* Aim of the exercise
Retype the material word for word.

* Material
========

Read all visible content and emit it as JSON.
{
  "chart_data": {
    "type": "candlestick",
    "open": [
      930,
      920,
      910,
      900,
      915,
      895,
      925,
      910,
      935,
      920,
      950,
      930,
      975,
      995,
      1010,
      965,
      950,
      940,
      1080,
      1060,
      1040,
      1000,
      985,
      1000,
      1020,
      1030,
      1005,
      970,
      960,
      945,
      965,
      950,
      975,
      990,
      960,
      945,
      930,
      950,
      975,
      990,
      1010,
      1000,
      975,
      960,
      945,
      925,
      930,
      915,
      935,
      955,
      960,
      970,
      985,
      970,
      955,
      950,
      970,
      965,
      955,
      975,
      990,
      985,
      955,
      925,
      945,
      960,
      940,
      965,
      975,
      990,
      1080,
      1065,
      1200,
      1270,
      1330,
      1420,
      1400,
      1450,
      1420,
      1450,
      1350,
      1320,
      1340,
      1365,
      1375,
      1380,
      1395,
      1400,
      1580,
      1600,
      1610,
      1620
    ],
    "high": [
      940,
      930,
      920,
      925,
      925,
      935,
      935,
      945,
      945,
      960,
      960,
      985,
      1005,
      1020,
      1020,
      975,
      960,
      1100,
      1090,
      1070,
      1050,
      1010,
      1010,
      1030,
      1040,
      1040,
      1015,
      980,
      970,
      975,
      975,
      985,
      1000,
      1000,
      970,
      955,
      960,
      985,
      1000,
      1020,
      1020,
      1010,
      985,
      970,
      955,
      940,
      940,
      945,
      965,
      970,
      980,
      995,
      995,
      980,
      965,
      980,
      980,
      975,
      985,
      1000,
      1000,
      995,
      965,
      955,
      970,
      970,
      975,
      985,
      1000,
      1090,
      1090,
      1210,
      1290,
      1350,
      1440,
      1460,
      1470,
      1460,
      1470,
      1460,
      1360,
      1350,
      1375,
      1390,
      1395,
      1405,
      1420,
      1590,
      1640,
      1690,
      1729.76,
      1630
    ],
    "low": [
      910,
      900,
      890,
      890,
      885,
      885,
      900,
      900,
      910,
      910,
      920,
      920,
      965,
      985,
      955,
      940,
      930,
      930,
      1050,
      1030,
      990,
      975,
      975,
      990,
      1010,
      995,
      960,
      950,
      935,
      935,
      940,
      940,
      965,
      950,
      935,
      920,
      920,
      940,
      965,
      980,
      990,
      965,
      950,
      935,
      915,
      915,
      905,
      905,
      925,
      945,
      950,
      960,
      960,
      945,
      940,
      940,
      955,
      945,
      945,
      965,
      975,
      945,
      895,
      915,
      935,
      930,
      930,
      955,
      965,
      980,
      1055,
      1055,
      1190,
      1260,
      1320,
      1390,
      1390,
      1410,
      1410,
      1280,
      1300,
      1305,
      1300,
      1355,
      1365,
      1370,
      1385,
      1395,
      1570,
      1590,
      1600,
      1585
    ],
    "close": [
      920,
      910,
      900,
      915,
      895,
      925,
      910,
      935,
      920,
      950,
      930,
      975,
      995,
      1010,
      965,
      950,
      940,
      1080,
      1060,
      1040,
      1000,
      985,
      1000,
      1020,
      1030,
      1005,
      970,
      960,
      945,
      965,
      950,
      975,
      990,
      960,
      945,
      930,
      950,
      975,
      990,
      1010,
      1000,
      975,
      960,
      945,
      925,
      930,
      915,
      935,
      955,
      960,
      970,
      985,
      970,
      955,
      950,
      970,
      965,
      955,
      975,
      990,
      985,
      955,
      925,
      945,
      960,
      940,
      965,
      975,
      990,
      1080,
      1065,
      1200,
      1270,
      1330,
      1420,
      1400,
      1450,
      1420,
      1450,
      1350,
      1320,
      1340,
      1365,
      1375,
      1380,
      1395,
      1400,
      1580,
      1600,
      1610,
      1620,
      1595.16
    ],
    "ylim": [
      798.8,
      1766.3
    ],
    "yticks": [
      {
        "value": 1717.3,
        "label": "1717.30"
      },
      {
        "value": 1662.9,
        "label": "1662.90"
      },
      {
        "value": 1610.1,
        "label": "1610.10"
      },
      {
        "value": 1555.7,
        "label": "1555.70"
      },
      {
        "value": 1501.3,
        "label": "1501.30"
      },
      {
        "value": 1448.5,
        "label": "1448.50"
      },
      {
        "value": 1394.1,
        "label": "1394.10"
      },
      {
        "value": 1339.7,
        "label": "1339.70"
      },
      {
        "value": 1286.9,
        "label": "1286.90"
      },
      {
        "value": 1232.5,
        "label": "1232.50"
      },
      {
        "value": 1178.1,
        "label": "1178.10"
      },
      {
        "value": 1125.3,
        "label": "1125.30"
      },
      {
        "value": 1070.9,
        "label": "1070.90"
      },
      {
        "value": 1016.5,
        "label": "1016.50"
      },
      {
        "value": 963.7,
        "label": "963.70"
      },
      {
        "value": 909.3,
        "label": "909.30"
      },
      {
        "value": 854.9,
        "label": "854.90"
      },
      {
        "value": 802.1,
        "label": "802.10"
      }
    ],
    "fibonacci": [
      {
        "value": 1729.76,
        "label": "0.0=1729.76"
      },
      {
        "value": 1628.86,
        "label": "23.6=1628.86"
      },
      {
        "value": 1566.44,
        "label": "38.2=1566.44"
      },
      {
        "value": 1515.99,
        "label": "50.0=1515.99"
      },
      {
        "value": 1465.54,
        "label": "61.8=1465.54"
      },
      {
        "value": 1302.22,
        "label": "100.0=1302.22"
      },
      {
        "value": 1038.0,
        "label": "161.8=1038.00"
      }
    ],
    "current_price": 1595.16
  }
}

========

* Answer to this exercise
Read all visible content and emit it as JSON.
{
  "chart_data": {
    "type": "candlestick",
    "open": [
      930,
      920,
      910,
      900,
      915,
      895,
      925,
      910,
      935,
      920,
      950,
      930,
      975,
      995,
      1010,
      965,
      950,
      940,
      1080,
      1060,
      1040,
      1000,
      985,
      1000,
      1020,
      1030,
      1005,
      970,
      960,
      945,
      965,
      950,
      975,
      990,
      960,
      945,
      930,
      950,
      975,
      990,
      1010,
      1000,
      975,
      960,
      945,
      925,
      930,
      915,
      935,
      955,
      960,
      970,
      985,
      970,
      955,
      950,
      970,
      965,
      955,
      975,
      990,
      985,
      955,
      925,
      945,
      960,
      940,
      965,
      975,
      990,
      1080,
      1065,
      1200,
      1270,
      1330,
      1420,
      1400,
      1450,
      1420,
      1450,
      1350,
      1320,
      1340,
      1365,
      1375,
      1380,
      1395,
      1400,
      1580,
      1600,
      1610,
      1620
    ],
    "high": [
      940,
      930,
      920,
      925,
      925,
      935,
      935,
      945,
      945,
      960,
      960,
      985,
      1005,
      1020,
      1020,
      975,
      960,
      1100,
      1090,
      1070,
      1050,
      1010,
      1010,
      1030,
      1040,
      1040,
      1015,
      980,
      970,
      975,
      975,
      985,
      1000,
      1000,
      970,
      955,
      960,
      985,
      1000,
      1020,
      1020,
      1010,
      985,
      970,
      955,
      940,
      940,
      945,
      965,
      970,
      980,
      995,
      995,
      980,
      965,
      980,
      980,
      975,
      985,
      1000,
      1000,
      995,
      965,
      955,
      970,
      970,
      975,
      985,
      1000,
      1090,
      1090,
      1210,
      1290,
      1350,
      1440,
      1460,
      1470,
      1460,
      1470,
      1460,
      1360,
      1350,
      1375,
      1390,
      1395,
      1405,
      1420,
      1590,
      1640,
      1690,
      1729.76,
      1630
    ],
    "low": [
      910,
      900,
      890,
      890,
      885,
      885,
      900,
      900,
      910,
      910,
      920,
      920,
      965,
      985,
      955,
      940,
      930,
      930,
      1050,
      1030,
      990,
      975,
      975,
      990,
      1010,
      995,
      960,
      950,
      935,
      935,
      940,
      940,
      965,
      950,
      935,
      920,
      920,
      940,
      965,
      980,
      990,
      965,
      950,
      935,
      915,
      915,
      905,
      905,
      925,
      945,
      950,
      960,
      960,
      945,
      940,
      940,
      955,
      945,
      945,
      965,
      975,
      945,
      895,
      915,
      935,
      930,
      930,
      955,
      965,
      980,
      1055,
      1055,
      1190,
      1260,
      1320,
      1390,
      1390,
      1410,
      1410,
      1280,
      1300,
      1305,
      1300,
      1355,
      1365,
      1370,
      1385,
      1395,
      1570,
      1590,
      1600,
      1585
    ],
    "close": [
      920,
      910,
      900,
      915,
      895,
      925,
      910,
      935,
      920,
      950,
      930,
      975,
      995,
      1010,
      965,
      950,
      940,
      1080,
      1060,
      1040,
      1000,
      985,
      1000,
      1020,
      1030,
      1005,
      970,
      960,
      945,
      965,
      950,
      975,
      990,
      960,
      945,
      930,
      950,
      975,
      990,
      1010,
      1000,
      975,
      960,
      945,
      925,
      930,
      915,
      935,
      955,
      960,
      970,
      985,
      970,
      955,
      950,
      970,
      965,
      955,
      975,
      990,
      985,
      955,
      925,
      945,
      960,
      940,
      965,
      975,
      990,
      1080,
      1065,
      1200,
      1270,
      1330,
      1420,
      1400,
      1450,
      1420,
      1450,
      1350,
      1320,
      1340,
      1365,
      1375,
      1380,
      1395,
      1400,
      1580,
      1600,
      1610,
      1620,
      1595.16
    ],
    "ylim": [
      798.8,
      1766.3
    ],
    "yticks": [
      {
        "value": 1717.3,
        "label": "1717.30"
      },
      {
        "value": 1662.9,
        "label": "1662.90"
      },
      {
        "value": 1610.1,
        "label": "1610.10"
      },
      {
        "value": 1555.7,
        "label": "1555.70"
      },
      {
        "value": 1501.3,
        "label": "1501.30"
      },
      {
        "value": 1448.5,
        "label": "1448.50"
      },
      {
        "value": 1394.1,
        "label": "1394.10"
      },
      {
        "value": 1339.7,
        "label": "1339.70"
      },
      {
        "value": 1286.9,
        "label": "1286.90"
      },
      {
        "value": 1232.5,
        "label": "1232.50"
      },
      {
        "value": 1178.1,
        "label": "1178.10"
      },
      {
        "value": 1125.3,
        "label": "1125.30"
      },
      {
        "value": 1070.9,
        "label": "1070.90"
      },
      {
        "value": 1016.5,
        "label": "1016.50"
      },
      {
        "value": 963.7,
        "label": "963.70"
      },
      {
        "value": 909.3,
        "label": "909.30"
      },
      {
        "value": 854.9,
        "label": "854.90"
      },
      {
        "value": 802.1,
        "label": "802.10"
      }
    ],
    "fibonacci": [
      {
        "value": 1729.76,
        "label": "0.0=1729.76"
      },
      {
        "value": 1628.86,
        "label": "23.6=1628.86"
      },
      {
        "value": 1566.44,
        "label": "38.2=1566.44"
      },
      {
        "value": 1515.99,
        "label": "50.0=1515.99"
      },
      {
        "value": 1465.54,
        "label": "61.8=1465.54"
      },
      {
        "value": 1302.22,
        "label": "100.0=1302.22"
      },
      {
        "value": 1038.0,
        "label": "161.8=1038.00"
      }
    ],
    "current_price": 1595.16
  }
}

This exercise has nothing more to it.